━━━━━ Data supplied
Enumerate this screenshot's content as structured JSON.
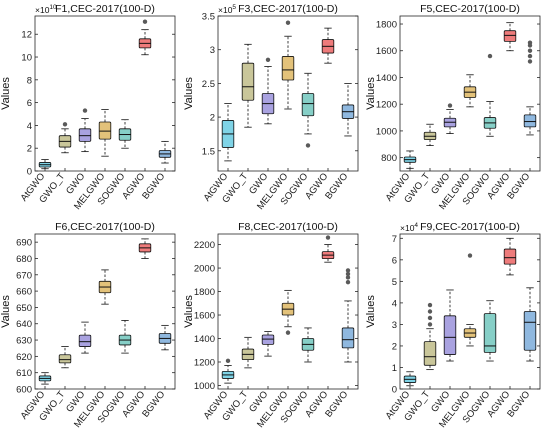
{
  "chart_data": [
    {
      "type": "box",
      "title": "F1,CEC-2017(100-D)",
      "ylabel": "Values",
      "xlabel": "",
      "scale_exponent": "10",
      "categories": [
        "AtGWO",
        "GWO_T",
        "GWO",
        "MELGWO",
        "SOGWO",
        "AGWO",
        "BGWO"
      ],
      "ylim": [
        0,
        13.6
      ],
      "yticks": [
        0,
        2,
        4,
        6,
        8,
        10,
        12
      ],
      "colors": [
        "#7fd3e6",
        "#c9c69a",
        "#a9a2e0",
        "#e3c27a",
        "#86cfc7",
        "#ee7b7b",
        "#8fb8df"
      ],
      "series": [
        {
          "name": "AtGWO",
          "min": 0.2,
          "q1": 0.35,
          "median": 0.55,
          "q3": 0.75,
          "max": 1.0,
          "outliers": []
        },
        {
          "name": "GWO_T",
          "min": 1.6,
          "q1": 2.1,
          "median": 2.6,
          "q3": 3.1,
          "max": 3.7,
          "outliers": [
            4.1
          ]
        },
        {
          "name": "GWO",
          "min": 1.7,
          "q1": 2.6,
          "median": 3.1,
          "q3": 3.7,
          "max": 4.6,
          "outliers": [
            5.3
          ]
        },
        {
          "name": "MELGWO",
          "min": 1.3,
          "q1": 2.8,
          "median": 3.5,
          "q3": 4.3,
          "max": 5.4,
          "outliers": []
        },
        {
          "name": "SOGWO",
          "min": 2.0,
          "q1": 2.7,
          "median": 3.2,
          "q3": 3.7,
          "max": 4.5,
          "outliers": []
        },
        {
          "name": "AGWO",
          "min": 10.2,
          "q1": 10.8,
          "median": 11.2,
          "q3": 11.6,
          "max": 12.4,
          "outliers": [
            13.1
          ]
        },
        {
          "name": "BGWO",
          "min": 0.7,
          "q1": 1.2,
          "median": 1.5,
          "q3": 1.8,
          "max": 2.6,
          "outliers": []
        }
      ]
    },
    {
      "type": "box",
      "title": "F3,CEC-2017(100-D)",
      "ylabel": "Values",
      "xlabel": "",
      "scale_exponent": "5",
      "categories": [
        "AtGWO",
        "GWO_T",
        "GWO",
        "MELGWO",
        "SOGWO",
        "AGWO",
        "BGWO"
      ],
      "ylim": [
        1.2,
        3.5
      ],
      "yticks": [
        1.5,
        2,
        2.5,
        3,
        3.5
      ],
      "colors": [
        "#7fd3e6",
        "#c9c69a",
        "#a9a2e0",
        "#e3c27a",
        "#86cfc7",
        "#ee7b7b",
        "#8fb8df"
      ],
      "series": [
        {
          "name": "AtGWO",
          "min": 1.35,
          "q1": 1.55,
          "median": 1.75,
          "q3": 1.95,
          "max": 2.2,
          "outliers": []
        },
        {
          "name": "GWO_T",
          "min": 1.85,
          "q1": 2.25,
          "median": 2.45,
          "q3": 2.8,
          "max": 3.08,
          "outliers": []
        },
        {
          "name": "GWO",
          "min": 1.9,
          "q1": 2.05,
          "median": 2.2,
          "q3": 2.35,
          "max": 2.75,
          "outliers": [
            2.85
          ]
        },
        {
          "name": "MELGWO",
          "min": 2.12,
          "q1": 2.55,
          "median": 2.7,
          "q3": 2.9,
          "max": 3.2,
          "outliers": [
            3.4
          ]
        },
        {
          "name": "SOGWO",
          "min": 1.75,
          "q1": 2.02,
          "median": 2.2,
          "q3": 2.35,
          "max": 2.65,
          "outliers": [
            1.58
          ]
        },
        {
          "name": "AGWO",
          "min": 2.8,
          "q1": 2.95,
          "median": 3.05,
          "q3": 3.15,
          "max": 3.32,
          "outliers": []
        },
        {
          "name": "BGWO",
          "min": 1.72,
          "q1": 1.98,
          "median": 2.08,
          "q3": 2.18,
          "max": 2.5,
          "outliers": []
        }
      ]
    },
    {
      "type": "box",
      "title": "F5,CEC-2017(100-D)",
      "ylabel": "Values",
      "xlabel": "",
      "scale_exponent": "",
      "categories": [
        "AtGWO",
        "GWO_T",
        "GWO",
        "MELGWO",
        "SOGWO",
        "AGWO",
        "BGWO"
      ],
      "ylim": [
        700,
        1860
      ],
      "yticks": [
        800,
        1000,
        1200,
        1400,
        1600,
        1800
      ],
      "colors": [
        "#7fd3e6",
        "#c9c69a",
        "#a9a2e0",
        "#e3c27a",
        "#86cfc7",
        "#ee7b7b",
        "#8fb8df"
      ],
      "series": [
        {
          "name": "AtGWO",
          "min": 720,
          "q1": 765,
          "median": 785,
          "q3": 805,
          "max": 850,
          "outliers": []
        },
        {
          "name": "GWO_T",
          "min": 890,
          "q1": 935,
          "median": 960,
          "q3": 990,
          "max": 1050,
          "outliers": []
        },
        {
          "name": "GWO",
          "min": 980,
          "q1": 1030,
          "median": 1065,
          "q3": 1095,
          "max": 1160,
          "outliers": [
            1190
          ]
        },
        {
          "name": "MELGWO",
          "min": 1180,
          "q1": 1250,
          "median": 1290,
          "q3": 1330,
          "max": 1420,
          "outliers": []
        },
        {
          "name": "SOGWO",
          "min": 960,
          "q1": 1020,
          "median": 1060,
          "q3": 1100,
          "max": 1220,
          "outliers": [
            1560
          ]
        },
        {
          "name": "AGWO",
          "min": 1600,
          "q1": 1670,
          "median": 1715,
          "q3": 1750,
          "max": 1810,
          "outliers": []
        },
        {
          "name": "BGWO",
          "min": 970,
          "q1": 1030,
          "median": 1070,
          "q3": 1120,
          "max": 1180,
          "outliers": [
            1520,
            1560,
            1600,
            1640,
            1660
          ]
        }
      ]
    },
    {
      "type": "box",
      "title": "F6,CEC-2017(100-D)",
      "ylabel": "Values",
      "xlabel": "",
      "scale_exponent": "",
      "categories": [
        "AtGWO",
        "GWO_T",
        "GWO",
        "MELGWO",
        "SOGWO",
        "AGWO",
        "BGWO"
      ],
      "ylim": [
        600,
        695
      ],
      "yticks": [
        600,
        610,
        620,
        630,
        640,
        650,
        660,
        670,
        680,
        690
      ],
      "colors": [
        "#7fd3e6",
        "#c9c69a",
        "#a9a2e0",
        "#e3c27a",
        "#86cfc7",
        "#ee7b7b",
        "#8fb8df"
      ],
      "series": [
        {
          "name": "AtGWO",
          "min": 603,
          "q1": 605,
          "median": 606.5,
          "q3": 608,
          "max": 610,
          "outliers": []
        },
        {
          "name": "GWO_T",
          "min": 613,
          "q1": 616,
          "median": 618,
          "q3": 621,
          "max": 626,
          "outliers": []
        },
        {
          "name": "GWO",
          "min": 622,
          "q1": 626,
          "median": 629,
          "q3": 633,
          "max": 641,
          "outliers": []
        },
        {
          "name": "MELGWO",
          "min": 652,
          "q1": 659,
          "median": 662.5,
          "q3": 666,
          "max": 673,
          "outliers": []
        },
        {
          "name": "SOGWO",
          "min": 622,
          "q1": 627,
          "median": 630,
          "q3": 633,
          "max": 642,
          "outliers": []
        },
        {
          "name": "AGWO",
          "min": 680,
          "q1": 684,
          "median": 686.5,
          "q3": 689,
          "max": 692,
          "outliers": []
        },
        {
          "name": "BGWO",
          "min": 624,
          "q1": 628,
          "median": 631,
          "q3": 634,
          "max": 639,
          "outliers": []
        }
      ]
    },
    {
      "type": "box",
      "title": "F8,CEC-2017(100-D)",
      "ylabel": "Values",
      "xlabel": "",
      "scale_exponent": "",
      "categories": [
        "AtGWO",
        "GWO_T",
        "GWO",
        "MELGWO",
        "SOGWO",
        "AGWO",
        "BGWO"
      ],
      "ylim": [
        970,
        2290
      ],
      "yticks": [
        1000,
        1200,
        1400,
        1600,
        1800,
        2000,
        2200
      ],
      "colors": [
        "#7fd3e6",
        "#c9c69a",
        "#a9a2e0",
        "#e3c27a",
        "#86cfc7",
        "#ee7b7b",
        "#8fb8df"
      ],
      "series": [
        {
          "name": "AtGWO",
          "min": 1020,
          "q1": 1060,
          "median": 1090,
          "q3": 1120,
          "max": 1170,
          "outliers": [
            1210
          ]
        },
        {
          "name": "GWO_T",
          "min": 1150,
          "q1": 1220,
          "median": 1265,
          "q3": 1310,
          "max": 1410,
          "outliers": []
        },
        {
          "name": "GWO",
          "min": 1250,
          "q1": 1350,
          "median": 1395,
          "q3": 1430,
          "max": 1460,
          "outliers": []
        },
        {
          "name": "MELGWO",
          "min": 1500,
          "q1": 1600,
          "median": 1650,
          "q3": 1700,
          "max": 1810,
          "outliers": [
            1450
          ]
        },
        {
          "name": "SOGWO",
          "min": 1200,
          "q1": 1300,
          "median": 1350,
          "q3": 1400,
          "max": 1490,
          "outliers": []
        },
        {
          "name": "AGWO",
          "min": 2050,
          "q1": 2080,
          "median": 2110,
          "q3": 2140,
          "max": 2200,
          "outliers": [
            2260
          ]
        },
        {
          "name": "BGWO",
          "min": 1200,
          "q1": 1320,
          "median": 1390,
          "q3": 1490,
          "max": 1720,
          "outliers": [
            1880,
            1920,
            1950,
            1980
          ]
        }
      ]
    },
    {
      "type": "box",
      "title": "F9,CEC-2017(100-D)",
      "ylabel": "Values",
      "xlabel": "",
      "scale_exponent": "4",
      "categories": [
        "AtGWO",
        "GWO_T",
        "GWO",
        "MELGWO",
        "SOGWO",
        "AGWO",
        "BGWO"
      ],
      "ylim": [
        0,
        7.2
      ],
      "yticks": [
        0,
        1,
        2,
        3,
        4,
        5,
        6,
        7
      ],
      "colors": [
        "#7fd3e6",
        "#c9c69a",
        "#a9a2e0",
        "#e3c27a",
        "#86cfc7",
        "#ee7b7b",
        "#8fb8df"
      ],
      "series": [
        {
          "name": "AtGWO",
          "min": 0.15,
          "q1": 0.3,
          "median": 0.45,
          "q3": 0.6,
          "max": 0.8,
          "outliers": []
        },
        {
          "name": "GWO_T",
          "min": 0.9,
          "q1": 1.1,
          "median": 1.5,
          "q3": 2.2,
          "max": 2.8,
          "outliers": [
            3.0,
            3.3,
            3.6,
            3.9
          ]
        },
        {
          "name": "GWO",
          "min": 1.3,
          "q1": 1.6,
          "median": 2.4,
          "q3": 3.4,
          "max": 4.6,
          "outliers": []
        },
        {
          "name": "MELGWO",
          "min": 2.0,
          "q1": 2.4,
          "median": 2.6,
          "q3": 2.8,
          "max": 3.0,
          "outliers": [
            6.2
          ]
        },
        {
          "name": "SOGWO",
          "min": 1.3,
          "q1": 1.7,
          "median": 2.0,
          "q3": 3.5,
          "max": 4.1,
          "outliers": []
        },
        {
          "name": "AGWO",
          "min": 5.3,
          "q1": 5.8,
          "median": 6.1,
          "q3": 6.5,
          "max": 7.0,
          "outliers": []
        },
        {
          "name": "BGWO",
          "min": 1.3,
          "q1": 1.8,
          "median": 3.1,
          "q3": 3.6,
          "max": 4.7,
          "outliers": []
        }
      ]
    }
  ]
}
━━━━━━━━━━
━━━━━ Data supplied
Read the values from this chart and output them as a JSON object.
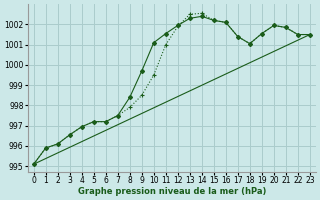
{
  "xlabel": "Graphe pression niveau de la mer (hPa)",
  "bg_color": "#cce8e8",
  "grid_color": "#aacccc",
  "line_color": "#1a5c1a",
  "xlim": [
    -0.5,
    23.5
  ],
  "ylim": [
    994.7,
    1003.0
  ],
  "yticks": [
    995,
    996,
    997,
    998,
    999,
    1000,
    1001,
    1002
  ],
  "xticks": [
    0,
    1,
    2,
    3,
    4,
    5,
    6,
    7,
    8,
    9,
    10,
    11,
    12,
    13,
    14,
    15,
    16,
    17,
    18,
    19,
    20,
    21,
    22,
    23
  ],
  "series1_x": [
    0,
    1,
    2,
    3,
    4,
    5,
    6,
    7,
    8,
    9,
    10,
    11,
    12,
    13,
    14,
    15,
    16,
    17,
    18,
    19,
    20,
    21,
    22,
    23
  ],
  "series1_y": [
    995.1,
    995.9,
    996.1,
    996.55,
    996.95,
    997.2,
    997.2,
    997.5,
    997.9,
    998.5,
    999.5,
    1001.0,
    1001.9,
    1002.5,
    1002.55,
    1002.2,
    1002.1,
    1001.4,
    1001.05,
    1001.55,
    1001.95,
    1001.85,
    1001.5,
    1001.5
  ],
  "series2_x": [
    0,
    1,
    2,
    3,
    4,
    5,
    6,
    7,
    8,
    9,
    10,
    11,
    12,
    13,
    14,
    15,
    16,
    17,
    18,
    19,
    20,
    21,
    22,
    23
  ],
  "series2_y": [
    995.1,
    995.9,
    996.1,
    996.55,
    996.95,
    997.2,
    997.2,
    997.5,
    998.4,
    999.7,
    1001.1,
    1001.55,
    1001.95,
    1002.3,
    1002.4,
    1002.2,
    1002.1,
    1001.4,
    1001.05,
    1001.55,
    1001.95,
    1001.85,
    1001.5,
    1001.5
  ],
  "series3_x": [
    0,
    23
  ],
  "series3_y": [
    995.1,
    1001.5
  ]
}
━━━━━━━━━━
#### Requirements:
Look over the records above and copy each line that includes the string "JSON".

#### Output of the task:
Enumerate this screenshot's content as structured JSON.
Read the values from this chart and output them as a JSON object.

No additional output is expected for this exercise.